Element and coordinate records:
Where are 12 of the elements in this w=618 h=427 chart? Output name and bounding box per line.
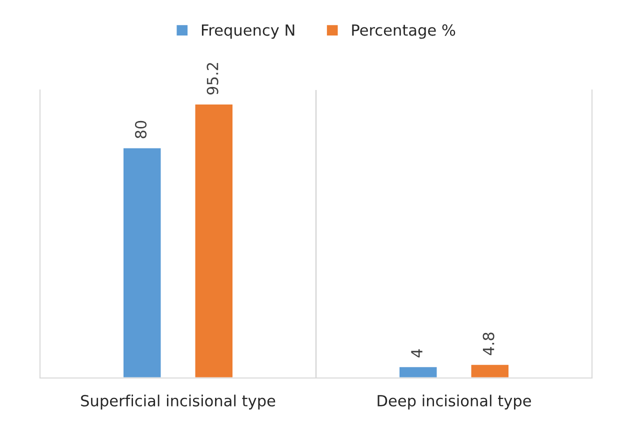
x-tick-label: Deep incisional type [378,394,531,410]
data-label: 95.2 [206,63,218,95]
legend-label: Frequency N [202,24,294,39]
data-label: 4.8 [482,332,494,356]
data-label: 80 [134,120,147,138]
data-label: 4 [411,349,422,358]
bar [470,363,510,378]
legend-label: Percentage % [352,24,456,39]
bar [398,366,438,378]
bar [122,146,162,378]
bar [194,103,234,378]
x-tick-label: Superficial incisional type [81,394,276,410]
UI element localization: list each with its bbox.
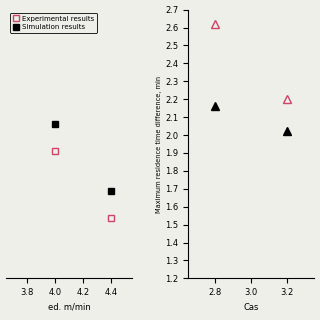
- X-axis label: ed. m/min: ed. m/min: [48, 303, 91, 312]
- X-axis label: Cas: Cas: [243, 303, 259, 312]
- Y-axis label: Maximum residence time difference, min: Maximum residence time difference, min: [156, 76, 163, 212]
- Legend: Experimental results, Simulation results: Experimental results, Simulation results: [10, 13, 97, 33]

» Job
Output every line of the material above as a Markdown table with the columns "Row" and "Line", numbering the rows in order. Skip blank lines and leave out the pictures.

» Written response
| Row | Line |
|---|---|
| 1 | Where are 12 of the elements in this w=618 h=427 chart? Output name and bounding box per line. |
| 2 | x-tick-label: Deep incisional type [378,394,531,410] |
| 3 | data-label: 95.2 [206,63,218,95] |
| 4 | legend-label: Frequency N [202,24,294,39] |
| 5 | data-label: 4.8 [482,332,494,356] |
| 6 | data-label: 80 [134,120,147,138] |
| 7 | data-label: 4 [411,349,422,358] |
| 8 | bar [470,363,510,378] |
| 9 | legend-label: Percentage % [352,24,456,39] |
| 10 | bar [398,366,438,378] |
| 11 | bar [122,146,162,378] |
| 12 | bar [194,103,234,378] |
| 13 | x-tick-label: Superficial incisional type [81,394,276,410] |
| 14 | UI element localization: list each with its bbox. |
| 15 | - X-axis label: ed. m/min: ed. m/min: [48, 303, 91, 312] |
| 16 | - X-axis label: Cas: Cas: [243, 303, 259, 312] |
| 17 | - Y-axis label: Maximum residence time difference, min: Maximum residence time difference, min: [156, 76, 163, 212] |
| 18 | - Legend: Experimental results, Simulation results: Experimental results, Simulation results: [10, 13, 97, 33] |